— Exercise aim —
Rewrite the material below with each instance of "NORTHWEST" replaced by "SOUTHWEST", keeping everything else unchanged. Leave the pictures out of your version.

— Region annotation records —
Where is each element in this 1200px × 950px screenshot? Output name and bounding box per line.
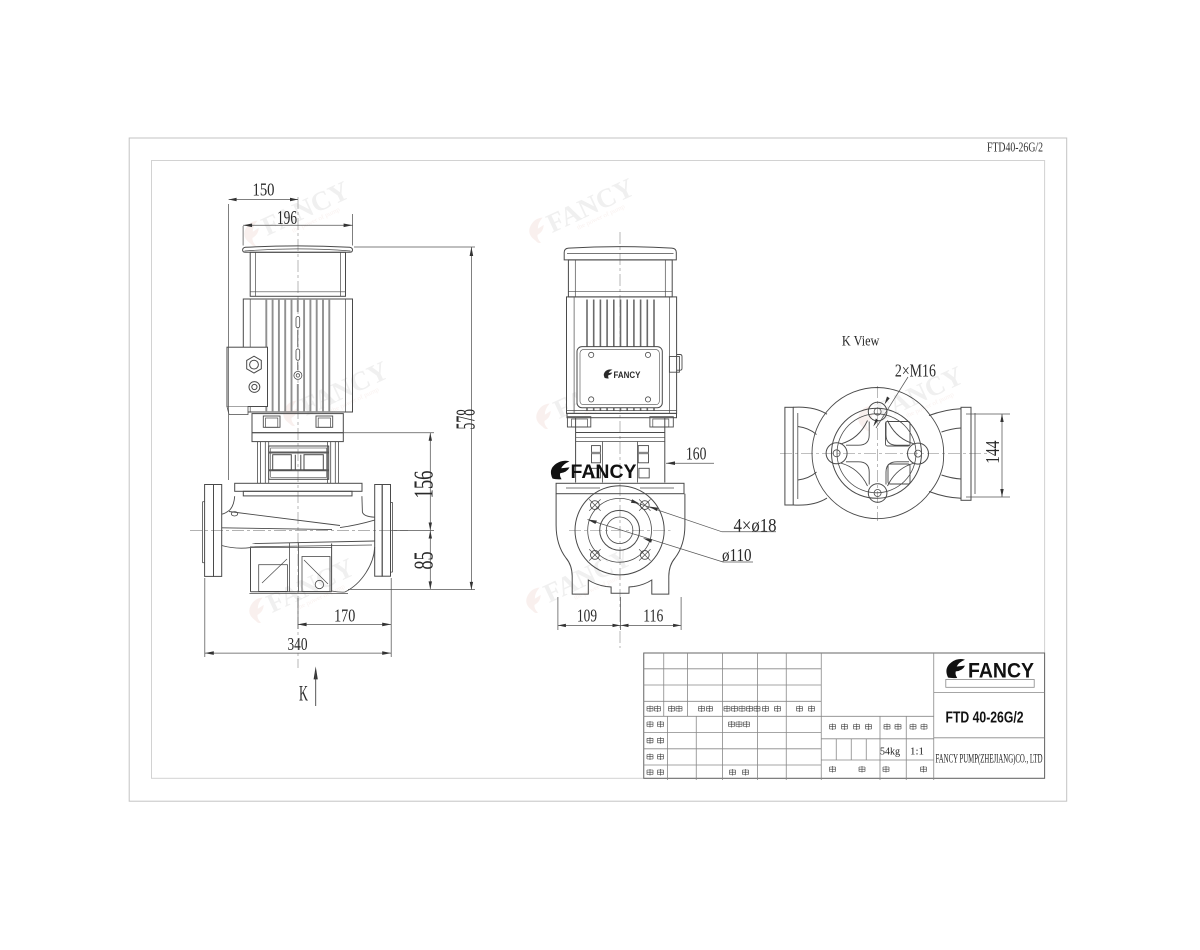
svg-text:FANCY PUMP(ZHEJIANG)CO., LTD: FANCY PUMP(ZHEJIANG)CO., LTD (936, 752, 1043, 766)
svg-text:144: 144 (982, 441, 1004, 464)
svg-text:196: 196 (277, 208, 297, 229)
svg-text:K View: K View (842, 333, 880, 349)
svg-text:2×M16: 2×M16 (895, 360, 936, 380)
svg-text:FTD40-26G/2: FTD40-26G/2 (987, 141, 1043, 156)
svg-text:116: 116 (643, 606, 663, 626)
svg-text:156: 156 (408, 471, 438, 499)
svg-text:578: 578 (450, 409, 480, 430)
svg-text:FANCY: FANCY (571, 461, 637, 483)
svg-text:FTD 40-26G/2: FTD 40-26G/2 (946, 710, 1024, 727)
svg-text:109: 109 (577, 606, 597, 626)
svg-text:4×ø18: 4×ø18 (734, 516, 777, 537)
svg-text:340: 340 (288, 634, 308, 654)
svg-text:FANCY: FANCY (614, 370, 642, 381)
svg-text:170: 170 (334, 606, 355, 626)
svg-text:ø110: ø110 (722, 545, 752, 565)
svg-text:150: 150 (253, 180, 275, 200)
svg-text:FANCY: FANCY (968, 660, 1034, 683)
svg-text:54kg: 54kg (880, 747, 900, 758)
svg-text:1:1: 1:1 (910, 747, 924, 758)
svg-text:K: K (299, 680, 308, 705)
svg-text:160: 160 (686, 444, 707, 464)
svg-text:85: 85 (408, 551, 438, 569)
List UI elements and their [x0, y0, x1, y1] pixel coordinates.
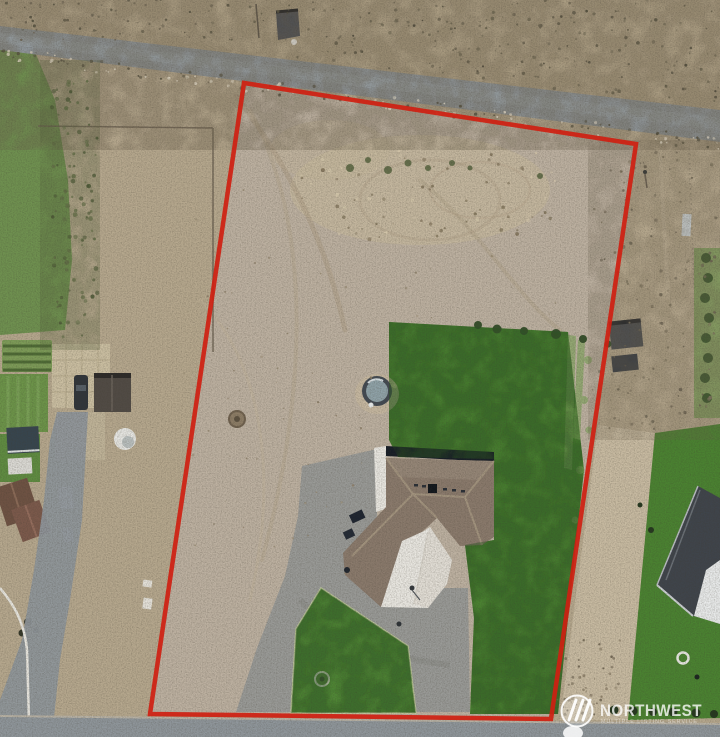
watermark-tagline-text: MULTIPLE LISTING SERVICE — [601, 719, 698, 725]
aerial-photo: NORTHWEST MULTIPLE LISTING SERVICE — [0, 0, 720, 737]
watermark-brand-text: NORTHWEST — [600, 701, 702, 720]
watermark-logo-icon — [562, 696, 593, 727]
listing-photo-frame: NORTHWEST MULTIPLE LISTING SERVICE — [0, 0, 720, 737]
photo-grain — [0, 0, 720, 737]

— Written solution —
Where is each element in this 1200px × 950px screenshot? Output name and bounding box per line.
svg-text:FANCY PUMP(ZHEJIANG)CO., LTD: FANCY PUMP(ZHEJIANG)CO., LTD (936, 752, 1043, 766)
svg-text:144: 144 (982, 441, 1004, 464)
svg-text:196: 196 (277, 208, 297, 229)
svg-text:K View: K View (842, 333, 880, 349)
svg-text:2×M16: 2×M16 (895, 360, 936, 380)
svg-text:FTD40-26G/2: FTD40-26G/2 (987, 141, 1043, 156)
svg-text:116: 116 (643, 606, 663, 626)
svg-text:156: 156 (408, 471, 438, 499)
svg-text:578: 578 (450, 409, 480, 430)
svg-text:FANCY: FANCY (571, 461, 637, 483)
svg-text:FTD 40-26G/2: FTD 40-26G/2 (946, 710, 1024, 727)
svg-text:109: 109 (577, 606, 597, 626)
svg-text:4×ø18: 4×ø18 (734, 516, 777, 537)
svg-text:340: 340 (288, 634, 308, 654)
svg-text:FANCY: FANCY (614, 370, 642, 381)
svg-text:170: 170 (334, 606, 355, 626)
svg-text:ø110: ø110 (722, 545, 752, 565)
svg-text:150: 150 (253, 180, 275, 200)
svg-text:FANCY: FANCY (968, 660, 1034, 683)
svg-text:54kg: 54kg (880, 747, 900, 758)
svg-text:1:1: 1:1 (910, 747, 924, 758)
svg-text:K: K (299, 680, 308, 705)
svg-text:160: 160 (686, 444, 707, 464)
svg-text:85: 85 (408, 551, 438, 569)
List UI elements and their [x0, y0, x1, y1] pixel coordinates.
watermark-tagline-text: MULTIPLE LISTING SERVICE — [601, 719, 698, 725]
aerial-photo: SOUTHWEST MULTIPLE LISTING SERVICE — [0, 0, 720, 737]
watermark-brand-text: SOUTHWEST — [600, 701, 702, 720]
watermark-logo-icon — [562, 696, 593, 727]
listing-photo-frame: SOUTHWEST MULTIPLE LISTING SERVICE — [0, 0, 720, 737]
photo-grain — [0, 0, 720, 737]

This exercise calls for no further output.